» **Exercise objective**: Please repeat the rows below, substituting "body-line" for every occurrence of "statement-line" and leaving everything else unchanged.

Layout dataset entries:
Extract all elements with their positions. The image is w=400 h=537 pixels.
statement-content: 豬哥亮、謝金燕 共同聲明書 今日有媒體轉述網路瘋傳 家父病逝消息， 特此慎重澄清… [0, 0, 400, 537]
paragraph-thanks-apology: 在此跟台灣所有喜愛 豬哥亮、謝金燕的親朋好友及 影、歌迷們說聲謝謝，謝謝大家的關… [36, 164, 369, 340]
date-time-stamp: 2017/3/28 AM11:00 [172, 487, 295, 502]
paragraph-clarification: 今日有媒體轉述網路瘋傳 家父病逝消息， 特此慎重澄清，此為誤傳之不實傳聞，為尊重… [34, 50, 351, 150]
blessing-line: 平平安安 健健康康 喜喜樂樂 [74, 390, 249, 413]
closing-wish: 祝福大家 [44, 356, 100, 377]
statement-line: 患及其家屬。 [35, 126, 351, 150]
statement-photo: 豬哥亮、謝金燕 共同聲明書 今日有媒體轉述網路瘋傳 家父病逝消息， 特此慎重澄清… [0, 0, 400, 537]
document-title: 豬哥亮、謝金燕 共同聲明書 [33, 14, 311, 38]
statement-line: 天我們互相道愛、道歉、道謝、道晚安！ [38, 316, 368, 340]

» **Answer in full**:
Extract all elements with their positions. The image is w=400 h=537 pixels.
statement-content: 豬哥亮、謝金燕 共同聲明書 今日有媒體轉述網路瘋傳 家父病逝消息， 特此慎重澄清… [0, 0, 400, 537]
paragraph-thanks-apology: 在此跟台灣所有喜愛 豬哥亮、謝金燕的親朋好友及 影、歌迷們說聲謝謝，謝謝大家的關… [36, 164, 369, 340]
date-time-stamp: 2017/3/28 AM11:00 [172, 487, 295, 502]
paragraph-clarification: 今日有媒體轉述網路瘋傳 家父病逝消息， 特此慎重澄清，此為誤傳之不實傳聞，為尊重… [34, 50, 351, 150]
blessing-line: 平平安安 健健康康 喜喜樂樂 [74, 390, 249, 413]
closing-wish: 祝福大家 [44, 356, 100, 377]
body-line: 患及其家屬。 [35, 126, 351, 150]
statement-photo: 豬哥亮、謝金燕 共同聲明書 今日有媒體轉述網路瘋傳 家父病逝消息， 特此慎重澄清… [0, 0, 400, 537]
document-title: 豬哥亮、謝金燕 共同聲明書 [33, 14, 311, 38]
body-line: 天我們互相道愛、道歉、道謝、道晚安！ [38, 316, 368, 340]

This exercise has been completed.